--- START Data records ---

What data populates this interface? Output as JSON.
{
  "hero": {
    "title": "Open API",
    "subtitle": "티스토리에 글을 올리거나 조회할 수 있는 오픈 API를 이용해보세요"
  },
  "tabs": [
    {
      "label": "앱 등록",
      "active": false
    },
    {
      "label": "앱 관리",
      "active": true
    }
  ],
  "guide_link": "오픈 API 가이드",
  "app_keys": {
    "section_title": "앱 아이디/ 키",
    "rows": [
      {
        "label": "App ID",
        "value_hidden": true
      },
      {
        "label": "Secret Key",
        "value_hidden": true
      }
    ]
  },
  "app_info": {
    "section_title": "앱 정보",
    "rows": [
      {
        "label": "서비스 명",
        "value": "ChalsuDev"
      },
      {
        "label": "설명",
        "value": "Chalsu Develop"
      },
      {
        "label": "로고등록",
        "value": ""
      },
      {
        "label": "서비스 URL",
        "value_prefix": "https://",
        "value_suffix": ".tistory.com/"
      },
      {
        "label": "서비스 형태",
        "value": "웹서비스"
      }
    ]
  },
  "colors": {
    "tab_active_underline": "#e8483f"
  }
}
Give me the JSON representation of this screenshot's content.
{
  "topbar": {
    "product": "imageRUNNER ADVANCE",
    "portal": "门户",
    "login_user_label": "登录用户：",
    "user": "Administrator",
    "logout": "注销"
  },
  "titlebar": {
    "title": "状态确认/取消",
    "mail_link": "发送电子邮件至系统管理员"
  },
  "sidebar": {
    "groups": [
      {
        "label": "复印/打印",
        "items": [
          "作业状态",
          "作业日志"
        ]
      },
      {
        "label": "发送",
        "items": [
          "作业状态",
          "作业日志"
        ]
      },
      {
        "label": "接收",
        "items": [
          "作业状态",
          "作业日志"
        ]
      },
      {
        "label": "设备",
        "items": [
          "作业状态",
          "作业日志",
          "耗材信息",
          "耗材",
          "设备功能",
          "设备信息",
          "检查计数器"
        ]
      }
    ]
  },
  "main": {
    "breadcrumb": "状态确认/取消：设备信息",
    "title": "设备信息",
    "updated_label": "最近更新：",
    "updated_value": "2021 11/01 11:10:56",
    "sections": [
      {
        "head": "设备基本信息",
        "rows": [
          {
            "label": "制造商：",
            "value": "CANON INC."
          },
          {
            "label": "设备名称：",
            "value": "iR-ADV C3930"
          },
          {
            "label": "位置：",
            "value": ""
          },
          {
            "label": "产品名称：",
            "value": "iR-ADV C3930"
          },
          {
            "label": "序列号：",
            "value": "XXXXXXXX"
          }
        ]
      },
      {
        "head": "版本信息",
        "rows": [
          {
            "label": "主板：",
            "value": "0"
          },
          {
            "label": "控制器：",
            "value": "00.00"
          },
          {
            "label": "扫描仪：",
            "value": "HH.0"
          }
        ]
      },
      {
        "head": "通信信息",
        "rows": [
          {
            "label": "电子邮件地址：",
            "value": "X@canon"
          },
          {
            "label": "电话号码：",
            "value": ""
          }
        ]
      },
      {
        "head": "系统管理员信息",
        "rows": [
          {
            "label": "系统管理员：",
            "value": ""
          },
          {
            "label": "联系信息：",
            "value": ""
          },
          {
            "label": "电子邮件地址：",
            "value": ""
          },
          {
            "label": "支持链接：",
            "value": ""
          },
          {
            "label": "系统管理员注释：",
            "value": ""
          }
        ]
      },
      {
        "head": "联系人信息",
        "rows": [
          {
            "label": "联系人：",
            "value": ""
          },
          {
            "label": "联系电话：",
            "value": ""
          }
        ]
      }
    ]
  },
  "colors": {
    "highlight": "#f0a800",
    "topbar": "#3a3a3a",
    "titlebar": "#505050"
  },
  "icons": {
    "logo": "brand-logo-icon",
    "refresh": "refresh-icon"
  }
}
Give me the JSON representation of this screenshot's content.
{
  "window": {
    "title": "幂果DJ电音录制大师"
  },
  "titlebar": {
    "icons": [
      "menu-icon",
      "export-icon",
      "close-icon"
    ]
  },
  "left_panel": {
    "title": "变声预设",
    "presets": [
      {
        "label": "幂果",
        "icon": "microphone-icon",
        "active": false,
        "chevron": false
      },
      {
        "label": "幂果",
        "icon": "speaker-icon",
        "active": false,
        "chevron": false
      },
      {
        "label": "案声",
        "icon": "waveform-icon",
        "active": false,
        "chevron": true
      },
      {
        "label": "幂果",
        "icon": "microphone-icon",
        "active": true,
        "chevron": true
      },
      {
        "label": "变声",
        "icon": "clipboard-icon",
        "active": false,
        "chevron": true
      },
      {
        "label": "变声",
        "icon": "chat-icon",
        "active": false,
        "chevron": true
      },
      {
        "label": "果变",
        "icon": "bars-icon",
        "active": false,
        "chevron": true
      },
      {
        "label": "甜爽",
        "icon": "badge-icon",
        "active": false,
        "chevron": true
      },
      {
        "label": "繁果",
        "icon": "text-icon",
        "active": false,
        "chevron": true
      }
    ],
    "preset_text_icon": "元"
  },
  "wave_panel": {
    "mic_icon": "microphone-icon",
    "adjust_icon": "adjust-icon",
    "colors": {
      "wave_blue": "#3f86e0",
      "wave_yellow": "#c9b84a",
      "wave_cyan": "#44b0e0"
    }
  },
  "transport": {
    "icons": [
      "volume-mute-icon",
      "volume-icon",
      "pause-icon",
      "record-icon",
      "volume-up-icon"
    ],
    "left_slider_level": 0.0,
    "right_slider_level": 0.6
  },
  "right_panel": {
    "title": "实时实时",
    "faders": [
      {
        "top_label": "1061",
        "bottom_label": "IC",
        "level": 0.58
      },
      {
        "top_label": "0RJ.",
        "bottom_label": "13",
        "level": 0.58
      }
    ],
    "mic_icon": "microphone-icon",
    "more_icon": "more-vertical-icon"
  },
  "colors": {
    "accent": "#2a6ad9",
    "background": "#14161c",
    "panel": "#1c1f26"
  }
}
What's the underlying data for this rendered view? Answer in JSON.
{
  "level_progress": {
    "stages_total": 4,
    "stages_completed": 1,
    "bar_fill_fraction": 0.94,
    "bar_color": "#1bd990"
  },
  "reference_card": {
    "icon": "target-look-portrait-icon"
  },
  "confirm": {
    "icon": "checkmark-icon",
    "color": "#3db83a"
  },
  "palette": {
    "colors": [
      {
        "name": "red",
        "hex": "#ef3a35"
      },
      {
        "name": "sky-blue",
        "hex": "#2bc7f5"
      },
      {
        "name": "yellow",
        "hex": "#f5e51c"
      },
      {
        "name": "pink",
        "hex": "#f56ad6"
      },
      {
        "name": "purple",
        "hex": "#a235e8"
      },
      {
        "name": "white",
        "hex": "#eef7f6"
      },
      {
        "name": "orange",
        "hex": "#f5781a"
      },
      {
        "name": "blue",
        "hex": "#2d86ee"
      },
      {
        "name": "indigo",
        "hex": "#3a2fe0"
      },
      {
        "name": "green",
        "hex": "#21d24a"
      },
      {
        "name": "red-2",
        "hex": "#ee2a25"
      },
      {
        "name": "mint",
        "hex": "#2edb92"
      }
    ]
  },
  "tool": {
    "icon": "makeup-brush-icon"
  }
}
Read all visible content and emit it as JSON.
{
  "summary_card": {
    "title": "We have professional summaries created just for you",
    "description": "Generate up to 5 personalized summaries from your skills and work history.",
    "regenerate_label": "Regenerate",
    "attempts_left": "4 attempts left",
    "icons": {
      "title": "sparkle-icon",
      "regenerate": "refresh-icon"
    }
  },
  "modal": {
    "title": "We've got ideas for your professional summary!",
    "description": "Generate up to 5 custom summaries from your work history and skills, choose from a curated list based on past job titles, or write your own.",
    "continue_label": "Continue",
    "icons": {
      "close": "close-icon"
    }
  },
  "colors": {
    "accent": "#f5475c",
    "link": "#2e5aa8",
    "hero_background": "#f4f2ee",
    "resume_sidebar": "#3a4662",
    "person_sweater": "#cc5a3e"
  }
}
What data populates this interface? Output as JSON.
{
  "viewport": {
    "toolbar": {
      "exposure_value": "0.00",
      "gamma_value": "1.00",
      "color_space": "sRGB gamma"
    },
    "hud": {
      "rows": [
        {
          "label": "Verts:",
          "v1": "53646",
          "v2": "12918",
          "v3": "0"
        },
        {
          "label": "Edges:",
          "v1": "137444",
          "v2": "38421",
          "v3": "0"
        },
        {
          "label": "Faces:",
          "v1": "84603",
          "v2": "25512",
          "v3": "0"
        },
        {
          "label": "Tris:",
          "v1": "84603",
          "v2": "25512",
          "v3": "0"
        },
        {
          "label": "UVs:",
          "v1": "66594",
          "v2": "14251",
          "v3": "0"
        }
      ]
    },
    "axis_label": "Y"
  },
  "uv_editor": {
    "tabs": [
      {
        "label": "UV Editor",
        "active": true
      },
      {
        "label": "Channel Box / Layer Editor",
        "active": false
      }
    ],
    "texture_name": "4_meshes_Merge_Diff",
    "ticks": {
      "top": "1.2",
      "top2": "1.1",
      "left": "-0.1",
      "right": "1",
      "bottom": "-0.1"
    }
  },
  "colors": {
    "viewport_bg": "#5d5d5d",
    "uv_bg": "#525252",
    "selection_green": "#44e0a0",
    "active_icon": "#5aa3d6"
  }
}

--- END Data records ---

* **Short problem**: Consider the entries above and return each line with the string "from".

* **Solution below**:
    "description": "Generate up to 5 personalized summaries from your skills and work history.",
    "description": "Generate up to 5 custom summaries from your work history and skills, choose from a curated list based on past job titles, or write your own.",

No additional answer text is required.